STATED GOAL: In the material below, identify each line bearing the word "authentication". Reproduce those lines.

GIVEN RECORDS:
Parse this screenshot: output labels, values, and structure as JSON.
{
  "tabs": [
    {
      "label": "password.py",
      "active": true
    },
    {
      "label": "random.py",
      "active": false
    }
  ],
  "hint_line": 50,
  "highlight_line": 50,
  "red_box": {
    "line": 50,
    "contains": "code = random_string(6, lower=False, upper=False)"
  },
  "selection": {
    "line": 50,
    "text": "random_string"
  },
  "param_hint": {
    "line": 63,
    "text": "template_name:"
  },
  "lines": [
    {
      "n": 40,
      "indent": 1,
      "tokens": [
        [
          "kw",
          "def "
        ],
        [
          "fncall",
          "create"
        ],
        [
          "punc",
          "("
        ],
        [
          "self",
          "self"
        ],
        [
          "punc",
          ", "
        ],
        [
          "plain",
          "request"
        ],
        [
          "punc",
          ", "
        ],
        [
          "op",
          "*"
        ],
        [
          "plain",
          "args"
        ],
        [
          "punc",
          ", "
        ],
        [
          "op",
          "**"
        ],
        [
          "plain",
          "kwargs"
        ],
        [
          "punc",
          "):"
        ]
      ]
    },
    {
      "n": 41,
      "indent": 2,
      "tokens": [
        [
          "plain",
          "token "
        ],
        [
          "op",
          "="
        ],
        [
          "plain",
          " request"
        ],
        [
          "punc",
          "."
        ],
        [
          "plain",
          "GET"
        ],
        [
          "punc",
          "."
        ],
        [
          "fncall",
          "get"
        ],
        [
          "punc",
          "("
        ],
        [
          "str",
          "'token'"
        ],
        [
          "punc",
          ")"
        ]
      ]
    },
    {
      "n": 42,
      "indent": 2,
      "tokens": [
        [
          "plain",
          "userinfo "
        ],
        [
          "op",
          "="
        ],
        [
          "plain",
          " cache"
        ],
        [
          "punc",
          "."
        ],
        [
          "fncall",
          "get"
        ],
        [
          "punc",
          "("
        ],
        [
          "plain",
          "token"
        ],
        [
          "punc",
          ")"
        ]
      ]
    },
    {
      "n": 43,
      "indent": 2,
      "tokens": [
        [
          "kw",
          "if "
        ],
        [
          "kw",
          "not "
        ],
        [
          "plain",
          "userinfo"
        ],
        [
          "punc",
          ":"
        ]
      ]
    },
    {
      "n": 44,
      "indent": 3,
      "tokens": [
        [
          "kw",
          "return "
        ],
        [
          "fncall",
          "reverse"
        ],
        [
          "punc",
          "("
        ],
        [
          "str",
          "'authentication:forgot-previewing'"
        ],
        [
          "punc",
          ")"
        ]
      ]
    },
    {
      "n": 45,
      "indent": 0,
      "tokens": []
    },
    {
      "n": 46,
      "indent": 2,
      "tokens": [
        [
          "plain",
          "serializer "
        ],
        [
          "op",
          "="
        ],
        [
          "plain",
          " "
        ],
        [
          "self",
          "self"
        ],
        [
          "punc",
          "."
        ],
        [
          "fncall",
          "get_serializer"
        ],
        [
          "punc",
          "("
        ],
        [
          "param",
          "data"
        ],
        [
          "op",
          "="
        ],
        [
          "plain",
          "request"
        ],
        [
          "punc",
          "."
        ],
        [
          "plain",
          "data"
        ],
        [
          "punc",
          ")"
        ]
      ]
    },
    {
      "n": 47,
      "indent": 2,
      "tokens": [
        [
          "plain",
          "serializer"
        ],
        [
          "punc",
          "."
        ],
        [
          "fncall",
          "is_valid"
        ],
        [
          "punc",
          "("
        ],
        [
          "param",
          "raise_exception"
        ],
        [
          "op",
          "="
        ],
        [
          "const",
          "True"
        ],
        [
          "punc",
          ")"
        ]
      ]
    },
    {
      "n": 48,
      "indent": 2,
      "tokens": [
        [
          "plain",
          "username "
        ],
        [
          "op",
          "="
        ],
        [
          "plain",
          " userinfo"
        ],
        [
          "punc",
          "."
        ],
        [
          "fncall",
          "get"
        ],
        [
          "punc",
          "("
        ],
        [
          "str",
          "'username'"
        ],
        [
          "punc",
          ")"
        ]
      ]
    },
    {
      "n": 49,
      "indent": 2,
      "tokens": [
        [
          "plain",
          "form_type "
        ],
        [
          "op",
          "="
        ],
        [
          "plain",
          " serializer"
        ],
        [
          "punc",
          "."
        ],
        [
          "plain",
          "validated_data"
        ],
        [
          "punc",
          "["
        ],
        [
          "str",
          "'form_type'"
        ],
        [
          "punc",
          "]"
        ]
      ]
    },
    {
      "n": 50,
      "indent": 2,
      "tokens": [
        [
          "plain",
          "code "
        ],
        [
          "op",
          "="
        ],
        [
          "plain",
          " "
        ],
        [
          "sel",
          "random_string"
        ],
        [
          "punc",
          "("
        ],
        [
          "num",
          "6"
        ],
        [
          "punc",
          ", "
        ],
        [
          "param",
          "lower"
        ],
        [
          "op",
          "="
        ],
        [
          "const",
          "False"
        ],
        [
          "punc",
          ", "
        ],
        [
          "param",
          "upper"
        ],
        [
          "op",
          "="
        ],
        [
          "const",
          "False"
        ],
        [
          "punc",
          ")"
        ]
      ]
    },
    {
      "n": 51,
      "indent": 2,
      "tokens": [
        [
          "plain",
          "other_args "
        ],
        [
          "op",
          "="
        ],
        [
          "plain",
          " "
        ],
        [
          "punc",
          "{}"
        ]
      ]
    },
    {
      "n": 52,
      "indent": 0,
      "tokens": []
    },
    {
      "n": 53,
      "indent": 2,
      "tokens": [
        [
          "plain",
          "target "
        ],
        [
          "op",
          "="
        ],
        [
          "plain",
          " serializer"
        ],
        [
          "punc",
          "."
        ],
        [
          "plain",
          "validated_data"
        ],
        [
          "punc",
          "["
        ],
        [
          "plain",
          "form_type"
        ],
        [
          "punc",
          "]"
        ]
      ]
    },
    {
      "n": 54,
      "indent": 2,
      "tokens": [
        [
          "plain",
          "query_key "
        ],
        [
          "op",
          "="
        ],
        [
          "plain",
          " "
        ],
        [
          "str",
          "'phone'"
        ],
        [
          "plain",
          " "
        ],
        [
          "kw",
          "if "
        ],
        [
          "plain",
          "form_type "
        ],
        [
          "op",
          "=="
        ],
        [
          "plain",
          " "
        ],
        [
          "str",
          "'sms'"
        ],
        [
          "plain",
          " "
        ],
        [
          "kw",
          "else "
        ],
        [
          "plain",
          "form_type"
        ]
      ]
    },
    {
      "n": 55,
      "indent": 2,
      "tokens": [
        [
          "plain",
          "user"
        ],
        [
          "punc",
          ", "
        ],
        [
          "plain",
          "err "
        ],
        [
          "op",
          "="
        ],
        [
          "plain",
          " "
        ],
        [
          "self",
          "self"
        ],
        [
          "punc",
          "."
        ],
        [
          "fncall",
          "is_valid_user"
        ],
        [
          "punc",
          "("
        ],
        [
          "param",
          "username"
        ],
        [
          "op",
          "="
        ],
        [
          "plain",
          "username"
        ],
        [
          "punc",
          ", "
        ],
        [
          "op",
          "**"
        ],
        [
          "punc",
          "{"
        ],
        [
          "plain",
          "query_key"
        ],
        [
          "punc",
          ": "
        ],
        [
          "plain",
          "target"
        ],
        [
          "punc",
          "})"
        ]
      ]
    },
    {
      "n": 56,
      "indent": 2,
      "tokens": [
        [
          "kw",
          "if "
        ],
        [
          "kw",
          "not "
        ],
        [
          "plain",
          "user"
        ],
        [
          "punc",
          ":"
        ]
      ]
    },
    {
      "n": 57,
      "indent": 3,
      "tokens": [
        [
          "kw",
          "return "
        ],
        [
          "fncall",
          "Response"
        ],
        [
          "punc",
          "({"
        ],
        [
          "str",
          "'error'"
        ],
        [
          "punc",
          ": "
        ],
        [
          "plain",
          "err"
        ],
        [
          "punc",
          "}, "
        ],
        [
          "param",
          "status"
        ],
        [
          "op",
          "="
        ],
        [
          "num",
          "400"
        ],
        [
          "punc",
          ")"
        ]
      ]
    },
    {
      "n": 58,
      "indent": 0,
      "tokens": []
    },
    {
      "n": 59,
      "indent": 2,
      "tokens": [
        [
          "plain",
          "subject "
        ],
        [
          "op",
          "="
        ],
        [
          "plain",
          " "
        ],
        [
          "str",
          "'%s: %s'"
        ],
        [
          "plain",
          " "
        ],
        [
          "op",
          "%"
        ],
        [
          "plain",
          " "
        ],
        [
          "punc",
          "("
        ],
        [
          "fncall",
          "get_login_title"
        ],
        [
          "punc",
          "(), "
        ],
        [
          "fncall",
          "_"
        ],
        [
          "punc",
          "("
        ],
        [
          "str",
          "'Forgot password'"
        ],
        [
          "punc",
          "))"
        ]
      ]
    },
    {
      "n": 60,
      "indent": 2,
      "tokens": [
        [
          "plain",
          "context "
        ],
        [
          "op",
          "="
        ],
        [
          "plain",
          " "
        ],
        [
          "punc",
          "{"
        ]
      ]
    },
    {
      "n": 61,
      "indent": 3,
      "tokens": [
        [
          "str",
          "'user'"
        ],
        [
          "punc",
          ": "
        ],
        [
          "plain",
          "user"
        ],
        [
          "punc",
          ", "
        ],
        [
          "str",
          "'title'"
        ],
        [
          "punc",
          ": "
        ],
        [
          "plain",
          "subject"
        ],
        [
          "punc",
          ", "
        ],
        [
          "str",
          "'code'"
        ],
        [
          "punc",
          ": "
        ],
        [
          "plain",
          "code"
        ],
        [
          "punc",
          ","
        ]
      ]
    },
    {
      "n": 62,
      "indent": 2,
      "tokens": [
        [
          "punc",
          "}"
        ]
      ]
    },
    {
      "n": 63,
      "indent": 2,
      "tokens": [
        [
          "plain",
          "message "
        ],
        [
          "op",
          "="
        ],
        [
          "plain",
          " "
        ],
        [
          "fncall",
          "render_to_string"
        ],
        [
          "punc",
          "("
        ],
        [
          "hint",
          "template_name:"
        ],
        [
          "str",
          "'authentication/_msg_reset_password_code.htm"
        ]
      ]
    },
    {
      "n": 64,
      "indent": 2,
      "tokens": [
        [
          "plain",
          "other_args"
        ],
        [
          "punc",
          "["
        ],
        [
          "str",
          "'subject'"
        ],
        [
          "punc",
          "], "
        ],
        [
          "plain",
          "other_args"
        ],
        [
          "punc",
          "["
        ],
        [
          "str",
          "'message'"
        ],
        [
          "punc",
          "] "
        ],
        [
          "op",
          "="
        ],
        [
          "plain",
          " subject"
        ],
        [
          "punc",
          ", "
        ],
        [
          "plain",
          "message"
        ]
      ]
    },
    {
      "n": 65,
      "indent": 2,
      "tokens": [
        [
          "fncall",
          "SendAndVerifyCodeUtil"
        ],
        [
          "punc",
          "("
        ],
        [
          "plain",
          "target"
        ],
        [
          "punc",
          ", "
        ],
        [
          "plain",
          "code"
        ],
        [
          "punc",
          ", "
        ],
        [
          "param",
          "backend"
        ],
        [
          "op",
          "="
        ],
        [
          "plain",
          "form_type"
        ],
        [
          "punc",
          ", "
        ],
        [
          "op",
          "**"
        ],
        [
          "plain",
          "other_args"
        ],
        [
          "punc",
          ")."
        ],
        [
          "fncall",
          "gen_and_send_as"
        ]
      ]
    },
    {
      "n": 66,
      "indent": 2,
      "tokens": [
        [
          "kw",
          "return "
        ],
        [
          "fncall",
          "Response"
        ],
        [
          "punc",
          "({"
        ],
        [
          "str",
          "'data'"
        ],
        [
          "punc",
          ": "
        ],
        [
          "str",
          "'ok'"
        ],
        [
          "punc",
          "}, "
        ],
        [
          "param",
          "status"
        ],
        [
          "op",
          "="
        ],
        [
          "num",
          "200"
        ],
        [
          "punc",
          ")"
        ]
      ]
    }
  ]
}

EXERCISE OUTPUT:
          "'authentication:forgot-previewing'"
          "'authentication/_msg_reset_password_code.htm"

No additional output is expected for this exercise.